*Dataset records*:
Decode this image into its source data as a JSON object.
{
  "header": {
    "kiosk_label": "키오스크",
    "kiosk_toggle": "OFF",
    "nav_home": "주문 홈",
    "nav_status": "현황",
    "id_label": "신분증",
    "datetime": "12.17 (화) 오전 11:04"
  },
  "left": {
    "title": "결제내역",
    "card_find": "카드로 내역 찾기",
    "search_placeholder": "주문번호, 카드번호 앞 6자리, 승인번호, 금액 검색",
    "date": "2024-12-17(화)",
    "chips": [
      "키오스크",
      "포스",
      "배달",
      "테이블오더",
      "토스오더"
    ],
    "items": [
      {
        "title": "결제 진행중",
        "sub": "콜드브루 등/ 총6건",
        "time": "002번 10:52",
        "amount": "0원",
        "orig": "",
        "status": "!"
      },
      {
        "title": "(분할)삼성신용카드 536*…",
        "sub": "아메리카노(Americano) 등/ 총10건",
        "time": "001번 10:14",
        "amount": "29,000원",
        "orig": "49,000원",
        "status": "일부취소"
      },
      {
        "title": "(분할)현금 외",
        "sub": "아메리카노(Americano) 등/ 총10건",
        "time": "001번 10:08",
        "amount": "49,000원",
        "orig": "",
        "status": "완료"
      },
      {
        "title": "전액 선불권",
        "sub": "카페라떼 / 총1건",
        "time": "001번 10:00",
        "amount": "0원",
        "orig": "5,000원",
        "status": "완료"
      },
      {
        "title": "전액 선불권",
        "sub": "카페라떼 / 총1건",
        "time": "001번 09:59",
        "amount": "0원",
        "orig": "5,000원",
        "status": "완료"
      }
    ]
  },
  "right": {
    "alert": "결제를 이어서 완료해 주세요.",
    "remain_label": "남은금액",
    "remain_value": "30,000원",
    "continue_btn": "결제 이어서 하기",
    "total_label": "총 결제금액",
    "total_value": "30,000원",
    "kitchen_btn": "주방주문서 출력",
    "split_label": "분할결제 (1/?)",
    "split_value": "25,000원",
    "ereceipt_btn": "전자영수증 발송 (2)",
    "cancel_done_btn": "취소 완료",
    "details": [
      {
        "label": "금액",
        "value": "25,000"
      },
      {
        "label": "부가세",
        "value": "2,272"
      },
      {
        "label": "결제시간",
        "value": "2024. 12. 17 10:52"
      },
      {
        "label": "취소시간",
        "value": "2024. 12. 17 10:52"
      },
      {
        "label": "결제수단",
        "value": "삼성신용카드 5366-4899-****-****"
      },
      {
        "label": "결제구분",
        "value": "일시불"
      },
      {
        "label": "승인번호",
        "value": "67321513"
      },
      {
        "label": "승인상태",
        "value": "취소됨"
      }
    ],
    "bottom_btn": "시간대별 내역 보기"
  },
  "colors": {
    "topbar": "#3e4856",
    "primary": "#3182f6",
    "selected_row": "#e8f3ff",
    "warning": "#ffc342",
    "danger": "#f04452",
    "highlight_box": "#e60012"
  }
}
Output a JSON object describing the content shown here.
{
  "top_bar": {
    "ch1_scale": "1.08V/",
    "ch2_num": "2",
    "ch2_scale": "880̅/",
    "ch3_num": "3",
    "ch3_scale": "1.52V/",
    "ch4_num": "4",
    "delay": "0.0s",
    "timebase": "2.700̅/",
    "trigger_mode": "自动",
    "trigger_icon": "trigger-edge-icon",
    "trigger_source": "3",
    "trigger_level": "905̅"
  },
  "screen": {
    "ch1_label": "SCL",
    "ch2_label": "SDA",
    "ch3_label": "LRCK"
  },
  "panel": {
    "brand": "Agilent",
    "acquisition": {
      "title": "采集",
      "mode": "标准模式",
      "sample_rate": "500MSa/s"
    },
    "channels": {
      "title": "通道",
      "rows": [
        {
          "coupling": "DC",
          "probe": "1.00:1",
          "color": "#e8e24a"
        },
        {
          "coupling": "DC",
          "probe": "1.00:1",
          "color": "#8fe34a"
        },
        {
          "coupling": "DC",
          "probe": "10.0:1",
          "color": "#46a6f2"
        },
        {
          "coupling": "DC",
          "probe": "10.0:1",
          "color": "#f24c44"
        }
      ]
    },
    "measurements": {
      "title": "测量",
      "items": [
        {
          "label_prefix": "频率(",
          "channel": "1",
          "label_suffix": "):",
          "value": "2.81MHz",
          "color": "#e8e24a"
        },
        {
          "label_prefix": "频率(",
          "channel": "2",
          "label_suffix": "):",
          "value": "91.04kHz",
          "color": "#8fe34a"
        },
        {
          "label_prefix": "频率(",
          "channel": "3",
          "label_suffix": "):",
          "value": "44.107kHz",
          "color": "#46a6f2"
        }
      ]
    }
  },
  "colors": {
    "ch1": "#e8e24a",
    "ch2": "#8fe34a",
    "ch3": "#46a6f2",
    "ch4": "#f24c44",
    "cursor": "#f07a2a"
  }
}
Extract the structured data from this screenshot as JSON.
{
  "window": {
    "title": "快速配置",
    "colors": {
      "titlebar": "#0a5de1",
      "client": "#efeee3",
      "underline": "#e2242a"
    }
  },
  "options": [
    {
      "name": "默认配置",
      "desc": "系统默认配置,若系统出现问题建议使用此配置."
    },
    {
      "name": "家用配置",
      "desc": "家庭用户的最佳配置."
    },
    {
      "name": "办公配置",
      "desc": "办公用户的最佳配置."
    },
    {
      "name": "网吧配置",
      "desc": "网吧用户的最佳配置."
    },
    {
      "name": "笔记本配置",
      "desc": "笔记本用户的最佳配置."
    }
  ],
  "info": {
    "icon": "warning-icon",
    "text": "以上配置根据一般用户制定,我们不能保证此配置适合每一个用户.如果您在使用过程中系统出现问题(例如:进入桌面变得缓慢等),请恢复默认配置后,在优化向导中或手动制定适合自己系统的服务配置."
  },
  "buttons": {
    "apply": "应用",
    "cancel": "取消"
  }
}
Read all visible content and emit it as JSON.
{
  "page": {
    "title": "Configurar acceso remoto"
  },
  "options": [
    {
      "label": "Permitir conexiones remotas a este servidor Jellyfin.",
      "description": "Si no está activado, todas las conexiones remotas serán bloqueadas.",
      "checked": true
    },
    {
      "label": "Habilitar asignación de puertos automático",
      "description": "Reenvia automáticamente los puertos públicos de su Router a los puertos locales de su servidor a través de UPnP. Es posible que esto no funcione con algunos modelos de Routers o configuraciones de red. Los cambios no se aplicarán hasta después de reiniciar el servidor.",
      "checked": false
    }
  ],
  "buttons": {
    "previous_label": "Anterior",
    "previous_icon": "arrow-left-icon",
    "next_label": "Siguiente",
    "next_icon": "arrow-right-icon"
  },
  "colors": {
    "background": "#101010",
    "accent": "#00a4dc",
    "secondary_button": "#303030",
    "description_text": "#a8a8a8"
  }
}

*Task brief*: Output the records above in their entirety, exactly.

*Task solution*:
Decode this image into its source data as a JSON object.
{
  "header": {
    "kiosk_label": "키오스크",
    "kiosk_toggle": "OFF",
    "nav_home": "주문 홈",
    "nav_status": "현황",
    "id_label": "신분증",
    "datetime": "12.17 (화) 오전 11:04"
  },
  "left": {
    "title": "결제내역",
    "card_find": "카드로 내역 찾기",
    "search_placeholder": "주문번호, 카드번호 앞 6자리, 승인번호, 금액 검색",
    "date": "2024-12-17(화)",
    "chips": [
      "키오스크",
      "포스",
      "배달",
      "테이블오더",
      "토스오더"
    ],
    "items": [
      {
        "title": "결제 진행중",
        "sub": "콜드브루 등/ 총6건",
        "time": "002번 10:52",
        "amount": "0원",
        "orig": "",
        "status": "!"
      },
      {
        "title": "(분할)삼성신용카드 536*…",
        "sub": "아메리카노(Americano) 등/ 총10건",
        "time": "001번 10:14",
        "amount": "29,000원",
        "orig": "49,000원",
        "status": "일부취소"
      },
      {
        "title": "(분할)현금 외",
        "sub": "아메리카노(Americano) 등/ 총10건",
        "time": "001번 10:08",
        "amount": "49,000원",
        "orig": "",
        "status": "완료"
      },
      {
        "title": "전액 선불권",
        "sub": "카페라떼 / 총1건",
        "time": "001번 10:00",
        "amount": "0원",
        "orig": "5,000원",
        "status": "완료"
      },
      {
        "title": "전액 선불권",
        "sub": "카페라떼 / 총1건",
        "time": "001번 09:59",
        "amount": "0원",
        "orig": "5,000원",
        "status": "완료"
      }
    ]
  },
  "right": {
    "alert": "결제를 이어서 완료해 주세요.",
    "remain_label": "남은금액",
    "remain_value": "30,000원",
    "continue_btn": "결제 이어서 하기",
    "total_label": "총 결제금액",
    "total_value": "30,000원",
    "kitchen_btn": "주방주문서 출력",
    "split_label": "분할결제 (1/?)",
    "split_value": "25,000원",
    "ereceipt_btn": "전자영수증 발송 (2)",
    "cancel_done_btn": "취소 완료",
    "details": [
      {
        "label": "금액",
        "value": "25,000"
      },
      {
        "label": "부가세",
        "value": "2,272"
      },
      {
        "label": "결제시간",
        "value": "2024. 12. 17 10:52"
      },
      {
        "label": "취소시간",
        "value": "2024. 12. 17 10:52"
      },
      {
        "label": "결제수단",
        "value": "삼성신용카드 5366-4899-****-****"
      },
      {
        "label": "결제구분",
        "value": "일시불"
      },
      {
        "label": "승인번호",
        "value": "67321513"
      },
      {
        "label": "승인상태",
        "value": "취소됨"
      }
    ],
    "bottom_btn": "시간대별 내역 보기"
  },
  "colors": {
    "topbar": "#3e4856",
    "primary": "#3182f6",
    "selected_row": "#e8f3ff",
    "warning": "#ffc342",
    "danger": "#f04452",
    "highlight_box": "#e60012"
  }
}
Output a JSON object describing the content shown here.
{
  "top_bar": {
    "ch1_scale": "1.08V/",
    "ch2_num": "2",
    "ch2_scale": "880̅/",
    "ch3_num": "3",
    "ch3_scale": "1.52V/",
    "ch4_num": "4",
    "delay": "0.0s",
    "timebase": "2.700̅/",
    "trigger_mode": "自动",
    "trigger_icon": "trigger-edge-icon",
    "trigger_source": "3",
    "trigger_level": "905̅"
  },
  "screen": {
    "ch1_label": "SCL",
    "ch2_label": "SDA",
    "ch3_label": "LRCK"
  },
  "panel": {
    "brand": "Agilent",
    "acquisition": {
      "title": "采集",
      "mode": "标准模式",
      "sample_rate": "500MSa/s"
    },
    "channels": {
      "title": "通道",
      "rows": [
        {
          "coupling": "DC",
          "probe": "1.00:1",
          "color": "#e8e24a"
        },
        {
          "coupling": "DC",
          "probe": "1.00:1",
          "color": "#8fe34a"
        },
        {
          "coupling": "DC",
          "probe": "10.0:1",
          "color": "#46a6f2"
        },
        {
          "coupling": "DC",
          "probe": "10.0:1",
          "color": "#f24c44"
        }
      ]
    },
    "measurements": {
      "title": "测量",
      "items": [
        {
          "label_prefix": "频率(",
          "channel": "1",
          "label_suffix": "):",
          "value": "2.81MHz",
          "color": "#e8e24a"
        },
        {
          "label_prefix": "频率(",
          "channel": "2",
          "label_suffix": "):",
          "value": "91.04kHz",
          "color": "#8fe34a"
        },
        {
          "label_prefix": "频率(",
          "channel": "3",
          "label_suffix": "):",
          "value": "44.107kHz",
          "color": "#46a6f2"
        }
      ]
    }
  },
  "colors": {
    "ch1": "#e8e24a",
    "ch2": "#8fe34a",
    "ch3": "#46a6f2",
    "ch4": "#f24c44",
    "cursor": "#f07a2a"
  }
}
Extract the structured data from this screenshot as JSON.
{
  "window": {
    "title": "快速配置",
    "colors": {
      "titlebar": "#0a5de1",
      "client": "#efeee3",
      "underline": "#e2242a"
    }
  },
  "options": [
    {
      "name": "默认配置",
      "desc": "系统默认配置,若系统出现问题建议使用此配置."
    },
    {
      "name": "家用配置",
      "desc": "家庭用户的最佳配置."
    },
    {
      "name": "办公配置",
      "desc": "办公用户的最佳配置."
    },
    {
      "name": "网吧配置",
      "desc": "网吧用户的最佳配置."
    },
    {
      "name": "笔记本配置",
      "desc": "笔记本用户的最佳配置."
    }
  ],
  "info": {
    "icon": "warning-icon",
    "text": "以上配置根据一般用户制定,我们不能保证此配置适合每一个用户.如果您在使用过程中系统出现问题(例如:进入桌面变得缓慢等),请恢复默认配置后,在优化向导中或手动制定适合自己系统的服务配置."
  },
  "buttons": {
    "apply": "应用",
    "cancel": "取消"
  }
}
Read all visible content and emit it as JSON.
{
  "page": {
    "title": "Configurar acceso remoto"
  },
  "options": [
    {
      "label": "Permitir conexiones remotas a este servidor Jellyfin.",
      "description": "Si no está activado, todas las conexiones remotas serán bloqueadas.",
      "checked": true
    },
    {
      "label": "Habilitar asignación de puertos automático",
      "description": "Reenvia automáticamente los puertos públicos de su Router a los puertos locales de su servidor a través de UPnP. Es posible que esto no funcione con algunos modelos de Routers o configuraciones de red. Los cambios no se aplicarán hasta después de reiniciar el servidor.",
      "checked": false
    }
  ],
  "buttons": {
    "previous_label": "Anterior",
    "previous_icon": "arrow-left-icon",
    "next_label": "Siguiente",
    "next_icon": "arrow-right-icon"
  },
  "colors": {
    "background": "#101010",
    "accent": "#00a4dc",
    "secondary_button": "#303030",
    "description_text": "#a8a8a8"
  }
}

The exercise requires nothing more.